Written request> Set down all of the data exactly as it appears.
--- BEGIN ---
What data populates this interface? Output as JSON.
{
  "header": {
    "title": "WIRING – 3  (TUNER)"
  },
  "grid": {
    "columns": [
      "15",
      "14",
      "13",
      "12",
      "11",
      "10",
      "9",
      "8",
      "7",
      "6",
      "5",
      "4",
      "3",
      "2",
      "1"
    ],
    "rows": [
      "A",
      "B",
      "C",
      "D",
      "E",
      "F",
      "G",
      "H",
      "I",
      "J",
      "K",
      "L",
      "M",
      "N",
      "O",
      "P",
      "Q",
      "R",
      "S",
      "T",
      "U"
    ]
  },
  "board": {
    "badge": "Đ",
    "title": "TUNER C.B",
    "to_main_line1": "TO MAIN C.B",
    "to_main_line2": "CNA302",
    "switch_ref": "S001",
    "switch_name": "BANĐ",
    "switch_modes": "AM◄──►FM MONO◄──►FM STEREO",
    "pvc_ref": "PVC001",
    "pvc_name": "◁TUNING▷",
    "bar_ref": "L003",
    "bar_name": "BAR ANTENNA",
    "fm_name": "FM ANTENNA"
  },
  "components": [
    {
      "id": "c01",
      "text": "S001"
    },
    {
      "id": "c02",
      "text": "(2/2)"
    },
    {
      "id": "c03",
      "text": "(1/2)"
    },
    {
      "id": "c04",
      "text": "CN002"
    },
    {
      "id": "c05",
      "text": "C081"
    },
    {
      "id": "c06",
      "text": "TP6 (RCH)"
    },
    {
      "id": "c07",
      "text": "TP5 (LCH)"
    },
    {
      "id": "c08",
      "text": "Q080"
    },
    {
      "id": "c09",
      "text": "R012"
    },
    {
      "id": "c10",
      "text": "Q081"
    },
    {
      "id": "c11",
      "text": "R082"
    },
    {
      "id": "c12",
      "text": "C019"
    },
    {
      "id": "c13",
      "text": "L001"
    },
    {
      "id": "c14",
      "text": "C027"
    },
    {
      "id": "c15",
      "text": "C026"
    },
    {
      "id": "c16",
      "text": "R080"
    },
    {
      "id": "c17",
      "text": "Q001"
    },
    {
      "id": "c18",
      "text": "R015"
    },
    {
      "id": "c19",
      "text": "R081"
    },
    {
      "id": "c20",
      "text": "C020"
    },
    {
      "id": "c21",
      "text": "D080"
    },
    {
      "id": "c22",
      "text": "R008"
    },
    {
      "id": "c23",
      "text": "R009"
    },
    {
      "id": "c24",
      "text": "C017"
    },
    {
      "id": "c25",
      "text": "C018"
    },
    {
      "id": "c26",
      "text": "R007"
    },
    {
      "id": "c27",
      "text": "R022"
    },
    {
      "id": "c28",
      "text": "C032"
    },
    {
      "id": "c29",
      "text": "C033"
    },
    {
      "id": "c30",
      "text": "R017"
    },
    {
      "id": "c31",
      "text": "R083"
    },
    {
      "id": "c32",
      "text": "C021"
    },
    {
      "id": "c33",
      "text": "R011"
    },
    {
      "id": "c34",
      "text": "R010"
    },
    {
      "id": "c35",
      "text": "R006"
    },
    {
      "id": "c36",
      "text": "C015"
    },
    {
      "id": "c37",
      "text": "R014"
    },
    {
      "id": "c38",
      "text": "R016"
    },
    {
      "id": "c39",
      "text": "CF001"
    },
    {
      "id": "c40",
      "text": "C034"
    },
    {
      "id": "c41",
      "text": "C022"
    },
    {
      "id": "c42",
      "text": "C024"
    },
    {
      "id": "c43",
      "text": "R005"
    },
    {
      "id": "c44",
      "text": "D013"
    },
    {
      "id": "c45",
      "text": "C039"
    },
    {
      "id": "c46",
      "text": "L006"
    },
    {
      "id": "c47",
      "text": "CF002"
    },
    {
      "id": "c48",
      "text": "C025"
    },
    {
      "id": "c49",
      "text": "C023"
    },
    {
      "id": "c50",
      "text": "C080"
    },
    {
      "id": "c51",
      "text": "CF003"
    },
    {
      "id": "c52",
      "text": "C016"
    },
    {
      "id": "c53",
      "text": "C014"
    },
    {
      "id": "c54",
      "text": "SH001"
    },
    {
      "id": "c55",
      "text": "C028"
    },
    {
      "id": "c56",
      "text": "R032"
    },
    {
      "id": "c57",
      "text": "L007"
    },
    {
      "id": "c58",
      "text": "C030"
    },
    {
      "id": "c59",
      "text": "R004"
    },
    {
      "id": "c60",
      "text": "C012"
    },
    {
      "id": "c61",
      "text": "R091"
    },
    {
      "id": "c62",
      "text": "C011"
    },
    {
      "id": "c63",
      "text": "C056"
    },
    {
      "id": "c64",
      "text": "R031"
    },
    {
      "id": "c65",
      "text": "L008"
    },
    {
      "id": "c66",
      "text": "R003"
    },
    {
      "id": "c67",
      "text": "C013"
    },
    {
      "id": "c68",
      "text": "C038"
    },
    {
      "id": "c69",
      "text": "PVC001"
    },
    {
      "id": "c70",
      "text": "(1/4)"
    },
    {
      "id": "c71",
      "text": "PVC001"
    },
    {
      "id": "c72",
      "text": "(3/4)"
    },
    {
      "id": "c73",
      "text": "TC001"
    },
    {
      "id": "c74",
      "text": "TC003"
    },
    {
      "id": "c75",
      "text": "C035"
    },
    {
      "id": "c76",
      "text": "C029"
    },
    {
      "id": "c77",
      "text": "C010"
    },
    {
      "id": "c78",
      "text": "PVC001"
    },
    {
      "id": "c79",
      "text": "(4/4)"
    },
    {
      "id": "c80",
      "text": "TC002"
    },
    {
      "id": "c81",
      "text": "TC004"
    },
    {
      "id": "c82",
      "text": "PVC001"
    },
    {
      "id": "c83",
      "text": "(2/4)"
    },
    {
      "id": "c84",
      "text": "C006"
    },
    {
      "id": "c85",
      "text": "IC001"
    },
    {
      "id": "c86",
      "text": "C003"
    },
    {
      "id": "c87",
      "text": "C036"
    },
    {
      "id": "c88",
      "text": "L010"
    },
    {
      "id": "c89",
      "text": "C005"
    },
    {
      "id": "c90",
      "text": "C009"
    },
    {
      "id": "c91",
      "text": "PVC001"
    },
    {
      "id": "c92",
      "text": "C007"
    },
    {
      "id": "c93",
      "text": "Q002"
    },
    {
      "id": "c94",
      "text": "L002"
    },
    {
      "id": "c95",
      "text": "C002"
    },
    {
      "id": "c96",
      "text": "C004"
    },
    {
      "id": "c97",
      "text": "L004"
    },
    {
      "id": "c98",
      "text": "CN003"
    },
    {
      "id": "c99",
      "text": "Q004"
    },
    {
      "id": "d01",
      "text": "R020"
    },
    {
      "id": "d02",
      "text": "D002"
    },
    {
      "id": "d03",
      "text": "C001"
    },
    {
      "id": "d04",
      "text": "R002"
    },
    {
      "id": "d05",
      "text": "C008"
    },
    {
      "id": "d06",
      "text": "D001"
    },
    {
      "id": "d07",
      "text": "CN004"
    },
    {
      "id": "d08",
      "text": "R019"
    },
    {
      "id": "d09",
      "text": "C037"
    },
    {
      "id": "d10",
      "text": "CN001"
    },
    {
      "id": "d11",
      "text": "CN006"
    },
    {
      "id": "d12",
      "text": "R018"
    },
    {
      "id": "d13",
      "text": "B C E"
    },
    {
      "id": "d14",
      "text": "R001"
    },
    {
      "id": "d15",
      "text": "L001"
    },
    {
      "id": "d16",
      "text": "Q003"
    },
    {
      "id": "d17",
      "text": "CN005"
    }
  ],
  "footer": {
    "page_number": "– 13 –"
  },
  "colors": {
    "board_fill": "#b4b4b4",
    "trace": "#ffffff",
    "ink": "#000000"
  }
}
--- END ---
Exercise answer>
What data populates this interface? Output as JSON.
{
  "header": {
    "title": "WIRING – 3  (TUNER)"
  },
  "grid": {
    "columns": [
      "15",
      "14",
      "13",
      "12",
      "11",
      "10",
      "9",
      "8",
      "7",
      "6",
      "5",
      "4",
      "3",
      "2",
      "1"
    ],
    "rows": [
      "A",
      "B",
      "C",
      "D",
      "E",
      "F",
      "G",
      "H",
      "I",
      "J",
      "K",
      "L",
      "M",
      "N",
      "O",
      "P",
      "Q",
      "R",
      "S",
      "T",
      "U"
    ]
  },
  "board": {
    "badge": "Đ",
    "title": "TUNER C.B",
    "to_main_line1": "TO MAIN C.B",
    "to_main_line2": "CNA302",
    "switch_ref": "S001",
    "switch_name": "BANĐ",
    "switch_modes": "AM◄──►FM MONO◄──►FM STEREO",
    "pvc_ref": "PVC001",
    "pvc_name": "◁TUNING▷",
    "bar_ref": "L003",
    "bar_name": "BAR ANTENNA",
    "fm_name": "FM ANTENNA"
  },
  "components": [
    {
      "id": "c01",
      "text": "S001"
    },
    {
      "id": "c02",
      "text": "(2/2)"
    },
    {
      "id": "c03",
      "text": "(1/2)"
    },
    {
      "id": "c04",
      "text": "CN002"
    },
    {
      "id": "c05",
      "text": "C081"
    },
    {
      "id": "c06",
      "text": "TP6 (RCH)"
    },
    {
      "id": "c07",
      "text": "TP5 (LCH)"
    },
    {
      "id": "c08",
      "text": "Q080"
    },
    {
      "id": "c09",
      "text": "R012"
    },
    {
      "id": "c10",
      "text": "Q081"
    },
    {
      "id": "c11",
      "text": "R082"
    },
    {
      "id": "c12",
      "text": "C019"
    },
    {
      "id": "c13",
      "text": "L001"
    },
    {
      "id": "c14",
      "text": "C027"
    },
    {
      "id": "c15",
      "text": "C026"
    },
    {
      "id": "c16",
      "text": "R080"
    },
    {
      "id": "c17",
      "text": "Q001"
    },
    {
      "id": "c18",
      "text": "R015"
    },
    {
      "id": "c19",
      "text": "R081"
    },
    {
      "id": "c20",
      "text": "C020"
    },
    {
      "id": "c21",
      "text": "D080"
    },
    {
      "id": "c22",
      "text": "R008"
    },
    {
      "id": "c23",
      "text": "R009"
    },
    {
      "id": "c24",
      "text": "C017"
    },
    {
      "id": "c25",
      "text": "C018"
    },
    {
      "id": "c26",
      "text": "R007"
    },
    {
      "id": "c27",
      "text": "R022"
    },
    {
      "id": "c28",
      "text": "C032"
    },
    {
      "id": "c29",
      "text": "C033"
    },
    {
      "id": "c30",
      "text": "R017"
    },
    {
      "id": "c31",
      "text": "R083"
    },
    {
      "id": "c32",
      "text": "C021"
    },
    {
      "id": "c33",
      "text": "R011"
    },
    {
      "id": "c34",
      "text": "R010"
    },
    {
      "id": "c35",
      "text": "R006"
    },
    {
      "id": "c36",
      "text": "C015"
    },
    {
      "id": "c37",
      "text": "R014"
    },
    {
      "id": "c38",
      "text": "R016"
    },
    {
      "id": "c39",
      "text": "CF001"
    },
    {
      "id": "c40",
      "text": "C034"
    },
    {
      "id": "c41",
      "text": "C022"
    },
    {
      "id": "c42",
      "text": "C024"
    },
    {
      "id": "c43",
      "text": "R005"
    },
    {
      "id": "c44",
      "text": "D013"
    },
    {
      "id": "c45",
      "text": "C039"
    },
    {
      "id": "c46",
      "text": "L006"
    },
    {
      "id": "c47",
      "text": "CF002"
    },
    {
      "id": "c48",
      "text": "C025"
    },
    {
      "id": "c49",
      "text": "C023"
    },
    {
      "id": "c50",
      "text": "C080"
    },
    {
      "id": "c51",
      "text": "CF003"
    },
    {
      "id": "c52",
      "text": "C016"
    },
    {
      "id": "c53",
      "text": "C014"
    },
    {
      "id": "c54",
      "text": "SH001"
    },
    {
      "id": "c55",
      "text": "C028"
    },
    {
      "id": "c56",
      "text": "R032"
    },
    {
      "id": "c57",
      "text": "L007"
    },
    {
      "id": "c58",
      "text": "C030"
    },
    {
      "id": "c59",
      "text": "R004"
    },
    {
      "id": "c60",
      "text": "C012"
    },
    {
      "id": "c61",
      "text": "R091"
    },
    {
      "id": "c62",
      "text": "C011"
    },
    {
      "id": "c63",
      "text": "C056"
    },
    {
      "id": "c64",
      "text": "R031"
    },
    {
      "id": "c65",
      "text": "L008"
    },
    {
      "id": "c66",
      "text": "R003"
    },
    {
      "id": "c67",
      "text": "C013"
    },
    {
      "id": "c68",
      "text": "C038"
    },
    {
      "id": "c69",
      "text": "PVC001"
    },
    {
      "id": "c70",
      "text": "(1/4)"
    },
    {
      "id": "c71",
      "text": "PVC001"
    },
    {
      "id": "c72",
      "text": "(3/4)"
    },
    {
      "id": "c73",
      "text": "TC001"
    },
    {
      "id": "c74",
      "text": "TC003"
    },
    {
      "id": "c75",
      "text": "C035"
    },
    {
      "id": "c76",
      "text": "C029"
    },
    {
      "id": "c77",
      "text": "C010"
    },
    {
      "id": "c78",
      "text": "PVC001"
    },
    {
      "id": "c79",
      "text": "(4/4)"
    },
    {
      "id": "c80",
      "text": "TC002"
    },
    {
      "id": "c81",
      "text": "TC004"
    },
    {
      "id": "c82",
      "text": "PVC001"
    },
    {
      "id": "c83",
      "text": "(2/4)"
    },
    {
      "id": "c84",
      "text": "C006"
    },
    {
      "id": "c85",
      "text": "IC001"
    },
    {
      "id": "c86",
      "text": "C003"
    },
    {
      "id": "c87",
      "text": "C036"
    },
    {
      "id": "c88",
      "text": "L010"
    },
    {
      "id": "c89",
      "text": "C005"
    },
    {
      "id": "c90",
      "text": "C009"
    },
    {
      "id": "c91",
      "text": "PVC001"
    },
    {
      "id": "c92",
      "text": "C007"
    },
    {
      "id": "c93",
      "text": "Q002"
    },
    {
      "id": "c94",
      "text": "L002"
    },
    {
      "id": "c95",
      "text": "C002"
    },
    {
      "id": "c96",
      "text": "C004"
    },
    {
      "id": "c97",
      "text": "L004"
    },
    {
      "id": "c98",
      "text": "CN003"
    },
    {
      "id": "c99",
      "text": "Q004"
    },
    {
      "id": "d01",
      "text": "R020"
    },
    {
      "id": "d02",
      "text": "D002"
    },
    {
      "id": "d03",
      "text": "C001"
    },
    {
      "id": "d04",
      "text": "R002"
    },
    {
      "id": "d05",
      "text": "C008"
    },
    {
      "id": "d06",
      "text": "D001"
    },
    {
      "id": "d07",
      "text": "CN004"
    },
    {
      "id": "d08",
      "text": "R019"
    },
    {
      "id": "d09",
      "text": "C037"
    },
    {
      "id": "d10",
      "text": "CN001"
    },
    {
      "id": "d11",
      "text": "CN006"
    },
    {
      "id": "d12",
      "text": "R018"
    },
    {
      "id": "d13",
      "text": "B C E"
    },
    {
      "id": "d14",
      "text": "R001"
    },
    {
      "id": "d15",
      "text": "L001"
    },
    {
      "id": "d16",
      "text": "Q003"
    },
    {
      "id": "d17",
      "text": "CN005"
    }
  ],
  "footer": {
    "page_number": "– 13 –"
  },
  "colors": {
    "board_fill": "#b4b4b4",
    "trace": "#ffffff",
    "ink": "#000000"
  }
}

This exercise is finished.